Scan the data that follows and count the lines with the string "document"; answer with the count alone.

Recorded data
**********

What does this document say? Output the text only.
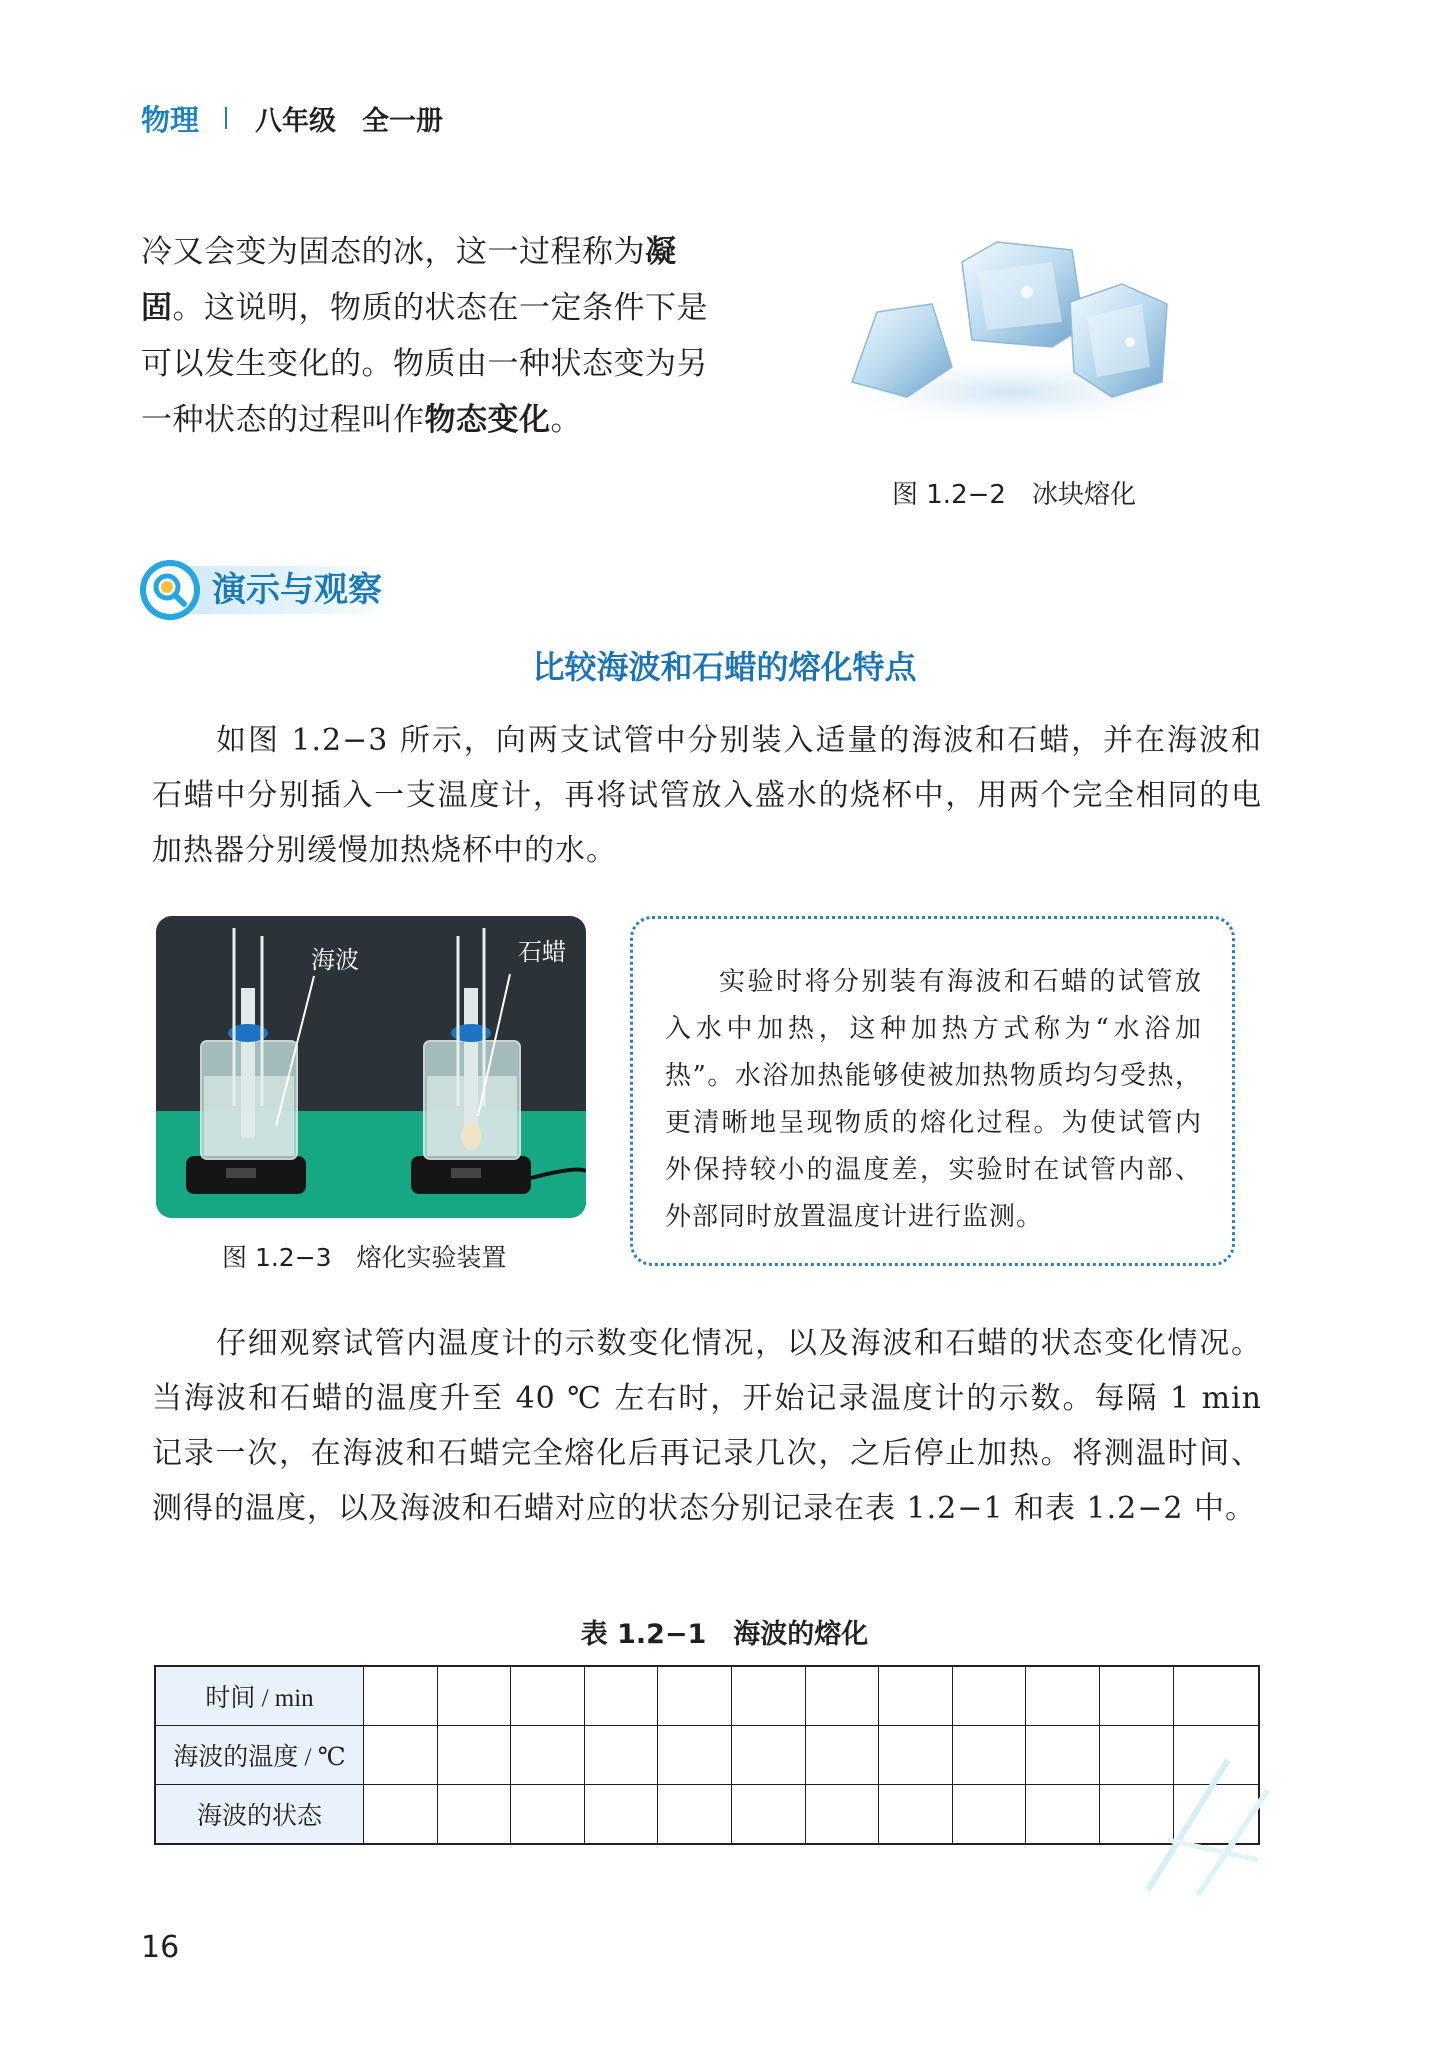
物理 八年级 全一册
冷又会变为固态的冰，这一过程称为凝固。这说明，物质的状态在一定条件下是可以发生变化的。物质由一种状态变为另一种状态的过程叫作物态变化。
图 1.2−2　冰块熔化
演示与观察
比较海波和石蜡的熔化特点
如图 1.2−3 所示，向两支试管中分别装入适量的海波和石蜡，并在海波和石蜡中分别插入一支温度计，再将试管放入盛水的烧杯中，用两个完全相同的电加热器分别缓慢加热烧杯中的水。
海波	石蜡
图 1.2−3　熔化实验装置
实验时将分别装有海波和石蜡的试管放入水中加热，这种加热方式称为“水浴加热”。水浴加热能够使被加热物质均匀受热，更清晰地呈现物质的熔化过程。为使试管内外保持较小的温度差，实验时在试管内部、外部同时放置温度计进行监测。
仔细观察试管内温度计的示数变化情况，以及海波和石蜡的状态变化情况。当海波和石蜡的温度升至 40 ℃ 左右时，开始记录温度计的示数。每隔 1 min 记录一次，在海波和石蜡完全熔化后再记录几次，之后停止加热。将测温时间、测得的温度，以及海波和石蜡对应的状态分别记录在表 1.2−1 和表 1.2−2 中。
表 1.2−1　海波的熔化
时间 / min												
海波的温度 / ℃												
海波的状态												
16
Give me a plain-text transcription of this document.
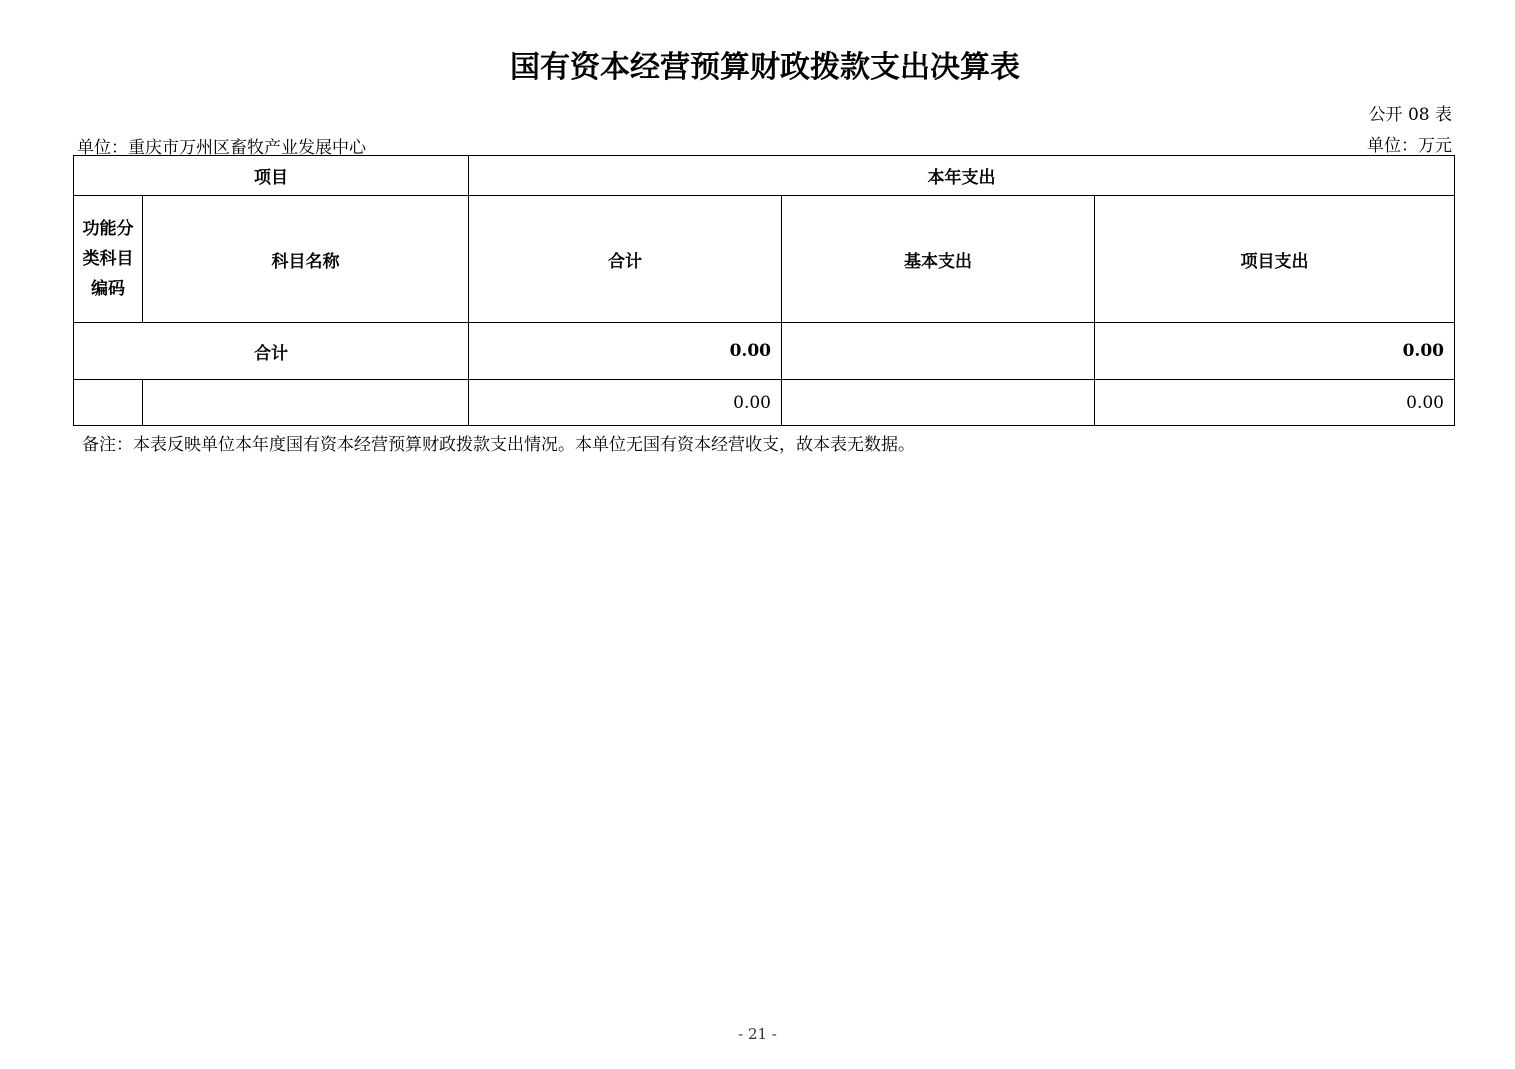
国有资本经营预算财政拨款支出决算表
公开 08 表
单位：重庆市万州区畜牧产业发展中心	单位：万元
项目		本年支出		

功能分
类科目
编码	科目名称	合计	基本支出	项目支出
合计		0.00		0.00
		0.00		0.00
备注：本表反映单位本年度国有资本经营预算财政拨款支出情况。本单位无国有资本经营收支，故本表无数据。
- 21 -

**********

Final answer:
2